**OBJECTIVE:** Spot every line with the word "duration" and return it.
****
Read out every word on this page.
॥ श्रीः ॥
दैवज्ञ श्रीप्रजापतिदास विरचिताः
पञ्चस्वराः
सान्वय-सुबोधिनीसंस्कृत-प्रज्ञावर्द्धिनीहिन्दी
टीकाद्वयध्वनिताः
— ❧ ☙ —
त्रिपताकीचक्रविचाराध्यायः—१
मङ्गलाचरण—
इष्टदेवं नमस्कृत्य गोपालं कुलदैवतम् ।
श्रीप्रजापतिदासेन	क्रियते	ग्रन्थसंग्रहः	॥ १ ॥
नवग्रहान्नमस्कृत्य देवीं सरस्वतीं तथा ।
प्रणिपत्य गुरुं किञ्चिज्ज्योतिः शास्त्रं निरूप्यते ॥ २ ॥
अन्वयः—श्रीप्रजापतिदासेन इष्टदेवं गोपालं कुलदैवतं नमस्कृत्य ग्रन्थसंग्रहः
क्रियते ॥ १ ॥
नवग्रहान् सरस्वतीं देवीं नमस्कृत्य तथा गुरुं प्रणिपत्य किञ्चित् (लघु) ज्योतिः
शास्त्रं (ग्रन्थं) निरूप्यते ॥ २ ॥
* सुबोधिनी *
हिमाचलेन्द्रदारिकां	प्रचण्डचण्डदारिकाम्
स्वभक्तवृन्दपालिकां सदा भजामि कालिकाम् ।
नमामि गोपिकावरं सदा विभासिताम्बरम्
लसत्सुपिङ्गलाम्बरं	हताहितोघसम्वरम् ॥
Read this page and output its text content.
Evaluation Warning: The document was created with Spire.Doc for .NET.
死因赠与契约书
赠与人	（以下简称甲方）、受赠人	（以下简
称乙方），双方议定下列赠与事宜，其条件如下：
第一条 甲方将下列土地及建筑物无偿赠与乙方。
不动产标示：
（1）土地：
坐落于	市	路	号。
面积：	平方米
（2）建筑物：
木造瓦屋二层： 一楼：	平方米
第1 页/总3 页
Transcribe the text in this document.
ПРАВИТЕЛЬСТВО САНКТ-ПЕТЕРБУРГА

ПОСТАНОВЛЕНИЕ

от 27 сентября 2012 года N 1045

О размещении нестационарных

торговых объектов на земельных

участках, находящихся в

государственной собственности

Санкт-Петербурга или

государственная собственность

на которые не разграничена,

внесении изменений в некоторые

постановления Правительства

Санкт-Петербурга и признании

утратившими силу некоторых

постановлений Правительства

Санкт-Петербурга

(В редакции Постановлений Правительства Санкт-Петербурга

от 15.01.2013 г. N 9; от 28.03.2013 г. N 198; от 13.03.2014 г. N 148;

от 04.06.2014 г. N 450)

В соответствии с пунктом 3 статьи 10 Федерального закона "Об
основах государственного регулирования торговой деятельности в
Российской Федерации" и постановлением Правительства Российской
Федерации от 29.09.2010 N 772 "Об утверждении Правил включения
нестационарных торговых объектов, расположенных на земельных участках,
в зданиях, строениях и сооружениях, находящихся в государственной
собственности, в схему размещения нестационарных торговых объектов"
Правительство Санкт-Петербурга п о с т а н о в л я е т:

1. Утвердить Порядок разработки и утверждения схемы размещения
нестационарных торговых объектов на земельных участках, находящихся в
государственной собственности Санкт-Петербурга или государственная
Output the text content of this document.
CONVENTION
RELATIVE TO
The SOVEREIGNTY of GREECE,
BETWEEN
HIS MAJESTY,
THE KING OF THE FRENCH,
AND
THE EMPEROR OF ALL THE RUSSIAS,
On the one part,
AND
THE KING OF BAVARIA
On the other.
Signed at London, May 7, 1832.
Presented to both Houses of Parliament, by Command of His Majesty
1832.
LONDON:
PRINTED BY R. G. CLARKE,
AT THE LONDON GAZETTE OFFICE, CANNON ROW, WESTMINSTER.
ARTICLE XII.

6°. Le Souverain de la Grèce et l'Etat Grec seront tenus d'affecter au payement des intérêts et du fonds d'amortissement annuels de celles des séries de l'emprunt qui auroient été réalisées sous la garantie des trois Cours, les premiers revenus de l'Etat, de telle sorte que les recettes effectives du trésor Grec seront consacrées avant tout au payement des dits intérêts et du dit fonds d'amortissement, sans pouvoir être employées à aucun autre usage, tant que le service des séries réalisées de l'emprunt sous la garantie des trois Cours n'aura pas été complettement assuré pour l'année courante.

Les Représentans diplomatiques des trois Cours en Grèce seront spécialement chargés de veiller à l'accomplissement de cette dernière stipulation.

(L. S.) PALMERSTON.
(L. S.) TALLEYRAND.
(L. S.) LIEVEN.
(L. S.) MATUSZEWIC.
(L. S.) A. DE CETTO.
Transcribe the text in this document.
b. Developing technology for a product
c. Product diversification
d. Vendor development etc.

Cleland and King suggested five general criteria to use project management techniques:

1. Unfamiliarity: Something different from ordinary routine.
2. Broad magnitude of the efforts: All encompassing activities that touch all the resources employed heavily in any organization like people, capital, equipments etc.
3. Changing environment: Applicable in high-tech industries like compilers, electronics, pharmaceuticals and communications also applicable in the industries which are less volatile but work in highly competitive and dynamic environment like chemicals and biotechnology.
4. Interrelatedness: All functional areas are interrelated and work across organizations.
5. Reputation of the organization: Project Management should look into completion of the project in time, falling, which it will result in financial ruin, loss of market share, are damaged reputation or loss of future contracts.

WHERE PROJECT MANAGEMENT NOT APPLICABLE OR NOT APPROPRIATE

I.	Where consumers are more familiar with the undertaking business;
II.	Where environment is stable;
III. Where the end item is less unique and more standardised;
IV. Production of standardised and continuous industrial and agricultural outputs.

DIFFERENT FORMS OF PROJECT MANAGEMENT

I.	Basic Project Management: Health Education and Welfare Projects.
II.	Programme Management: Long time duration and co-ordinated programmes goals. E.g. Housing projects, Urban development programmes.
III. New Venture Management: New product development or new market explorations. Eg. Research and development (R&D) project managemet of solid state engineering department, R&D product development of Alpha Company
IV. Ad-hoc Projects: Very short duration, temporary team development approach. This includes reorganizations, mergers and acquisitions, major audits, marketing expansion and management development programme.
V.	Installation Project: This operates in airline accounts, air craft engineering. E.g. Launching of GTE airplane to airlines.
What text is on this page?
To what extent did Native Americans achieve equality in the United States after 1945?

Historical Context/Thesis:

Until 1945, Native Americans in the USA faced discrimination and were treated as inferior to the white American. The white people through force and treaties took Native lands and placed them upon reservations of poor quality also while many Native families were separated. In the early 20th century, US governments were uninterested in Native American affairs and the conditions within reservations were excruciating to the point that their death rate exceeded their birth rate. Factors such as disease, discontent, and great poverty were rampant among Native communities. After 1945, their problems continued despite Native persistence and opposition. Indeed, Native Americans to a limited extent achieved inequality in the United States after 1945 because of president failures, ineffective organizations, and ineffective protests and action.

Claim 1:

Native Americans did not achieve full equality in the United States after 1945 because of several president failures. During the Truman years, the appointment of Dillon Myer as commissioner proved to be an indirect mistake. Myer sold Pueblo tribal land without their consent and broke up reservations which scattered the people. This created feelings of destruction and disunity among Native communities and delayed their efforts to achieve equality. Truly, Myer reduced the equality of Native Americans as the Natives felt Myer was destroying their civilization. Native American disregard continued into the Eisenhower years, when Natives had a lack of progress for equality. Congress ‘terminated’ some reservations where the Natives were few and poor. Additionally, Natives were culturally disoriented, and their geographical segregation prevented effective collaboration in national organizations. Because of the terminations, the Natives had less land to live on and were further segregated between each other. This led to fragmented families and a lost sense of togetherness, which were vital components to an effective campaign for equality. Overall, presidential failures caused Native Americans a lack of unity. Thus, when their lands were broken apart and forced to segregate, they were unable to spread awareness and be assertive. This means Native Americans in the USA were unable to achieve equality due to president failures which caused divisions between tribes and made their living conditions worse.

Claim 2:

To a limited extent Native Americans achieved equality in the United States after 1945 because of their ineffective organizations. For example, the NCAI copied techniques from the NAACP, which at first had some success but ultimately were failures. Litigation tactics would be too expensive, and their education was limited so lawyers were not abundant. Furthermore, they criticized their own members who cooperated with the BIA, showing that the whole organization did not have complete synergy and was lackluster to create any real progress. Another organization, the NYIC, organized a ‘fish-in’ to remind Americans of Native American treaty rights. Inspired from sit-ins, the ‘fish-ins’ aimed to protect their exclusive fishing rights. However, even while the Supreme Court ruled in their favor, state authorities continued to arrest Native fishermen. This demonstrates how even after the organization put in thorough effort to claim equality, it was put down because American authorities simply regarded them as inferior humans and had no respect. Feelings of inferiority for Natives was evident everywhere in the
****
**RESULT OF THIS TASK:**
II.	Programme Management: Long time duration and co-ordinated programmes goals. E.g. Housing projects, Urban development programmes.
IV. Ad-hoc Projects: Very short duration, temporary team development approach. This includes reorganizations, mergers and acquisitions, major audits, marketing expansion and management development programme.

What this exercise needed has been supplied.